● BLOCO DE TEXTO:
O Mar no programa do XIII Governo Regional dos Açores

O mar dos Açores cobre mais de 95% do seu território (é mais, eu sei, não fiz as contas, por isso não me chateiem). A definição do ser ilhéu, e a sua muralha de confinamento, tem tido porém muito pouca atenção. As últimas décadas são um tratado acerca de como um povo, que quer se autodeterminar, nunca mostrou condições para tal, dando todos os argumentos aos verdadeiros centralistas. Não nos sabemos governar, mas queremos essa prerrogativa. Sei que esse contra-senso se aplicará a muitos mais temas da nossa Autonomia, mas não há outro mais importante. Se os Açores têm dimensão atlântica, e a dão à República, tal deve-se ao nosso mar e à enorme ZEE que resulta da nossa condição insular no meio do Atlântico.

● AS TAREFAS:
- a) Resuma em duas frases o texto sobre o mar dos Açores.
- b) Responda com base no texto sobre o mar dos Açores:
(i) Que percentagem do território dos Açores o mar cobre?
(ii) A quem dão os Açores a sua dimensão atlântica?
(iii) A que se deve essa dimensão atlântica?
- c) Escreva a continuação do texto sobre o mar dos Açores, a partir do ponto em que termina.

● EXTRATO DOS DADOS:
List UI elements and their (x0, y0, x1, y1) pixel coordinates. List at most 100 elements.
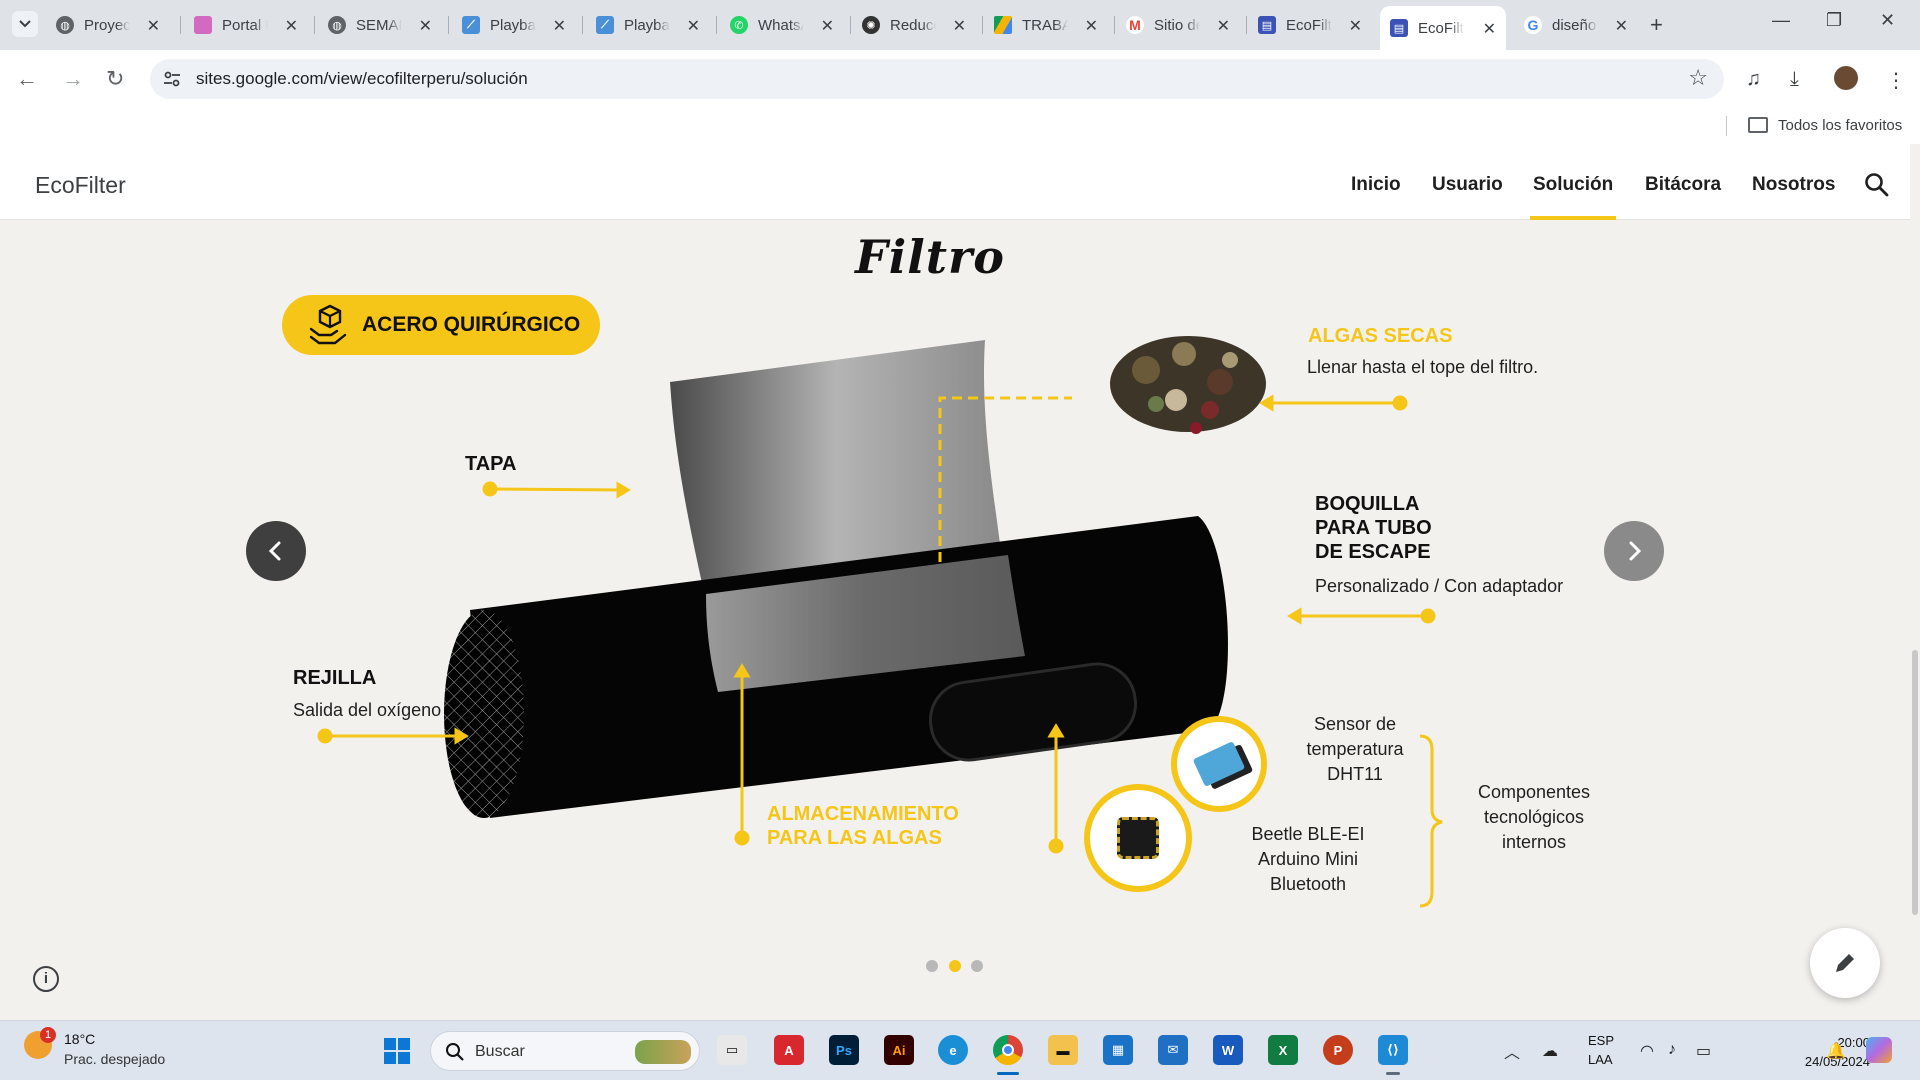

● RESPOSTAS POR TAREFA:
- a) O mar dos Açores cobre mais de 95% do território, mas a definição do ser ilhéu tem tido muito pouca atenção. As últimas décadas mostram um povo que quer autodeterminar-se sem nunca ter mostrado condições para tal, e a dimensão atlântica que os Açores dão à República deve-se ao seu mar e à enorme ZEE que resulta da condição insular no meio do Atlântico.

- b)
(i) Mais de 95%.
(ii) À República.
(iii) Ao mar dos Açores e à enorme ZEE que resulta da condição insular no meio do Atlântico.

- c)
Foi por isso com entusiasmo que li com atenção o recentemente divulgado programa do XIII Governo Regional dos Açores, até porque participei com um pequeno contributo na escrita da proposta temática sobre o assunto que deu origem ao programa eleitoral do PSD. O misto entre entusiasmo e preocupação rapidamente degenerou em estupefacção. Não tem lá nada sobre o Mar, pelo menos de uma forma integrada como afirma o conceito de Economia Azul. Bem, vamos ser justos, até tem. Tem uma meia dúzia de ideias absolutamente genéricas, e bastante Pesca, o que tem sido o paradigma há mais de 20 anos. Portanto, se alguém espera mudanças acerca do modo como a governação vê o mar nos Açores, enganam-se, não vai acontecer. Enquanto não se olhar para Economia Azul de modo holístico centrada nos princípios emergentes, por exemplo os preconizados pela Comunidade Europeia, vamos continuar a marcar passo.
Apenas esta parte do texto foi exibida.